-- begin --
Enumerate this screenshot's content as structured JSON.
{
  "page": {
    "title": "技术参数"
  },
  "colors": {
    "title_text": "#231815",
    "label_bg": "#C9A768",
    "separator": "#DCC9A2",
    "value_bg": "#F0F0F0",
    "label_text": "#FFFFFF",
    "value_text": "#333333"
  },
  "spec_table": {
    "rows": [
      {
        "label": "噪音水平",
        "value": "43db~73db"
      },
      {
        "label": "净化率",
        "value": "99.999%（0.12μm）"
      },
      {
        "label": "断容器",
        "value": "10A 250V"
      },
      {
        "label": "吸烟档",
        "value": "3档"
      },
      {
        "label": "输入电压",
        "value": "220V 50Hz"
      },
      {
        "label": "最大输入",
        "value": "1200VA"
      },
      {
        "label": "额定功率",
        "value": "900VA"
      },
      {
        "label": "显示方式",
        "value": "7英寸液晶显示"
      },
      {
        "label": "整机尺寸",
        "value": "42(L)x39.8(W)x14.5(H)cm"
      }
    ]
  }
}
-- end --
> [Task to carry out] Set down all of the data above, word for word.

> [Result below]
Enumerate this screenshot's content as structured JSON.
{
  "page": {
    "title": "技术参数"
  },
  "colors": {
    "title_text": "#231815",
    "label_bg": "#C9A768",
    "separator": "#DCC9A2",
    "value_bg": "#F0F0F0",
    "label_text": "#FFFFFF",
    "value_text": "#333333"
  },
  "spec_table": {
    "rows": [
      {
        "label": "噪音水平",
        "value": "43db~73db"
      },
      {
        "label": "净化率",
        "value": "99.999%（0.12μm）"
      },
      {
        "label": "断容器",
        "value": "10A 250V"
      },
      {
        "label": "吸烟档",
        "value": "3档"
      },
      {
        "label": "输入电压",
        "value": "220V 50Hz"
      },
      {
        "label": "最大输入",
        "value": "1200VA"
      },
      {
        "label": "额定功率",
        "value": "900VA"
      },
      {
        "label": "显示方式",
        "value": "7英寸液晶显示"
      },
      {
        "label": "整机尺寸",
        "value": "42(L)x39.8(W)x14.5(H)cm"
      }
    ]
  }
}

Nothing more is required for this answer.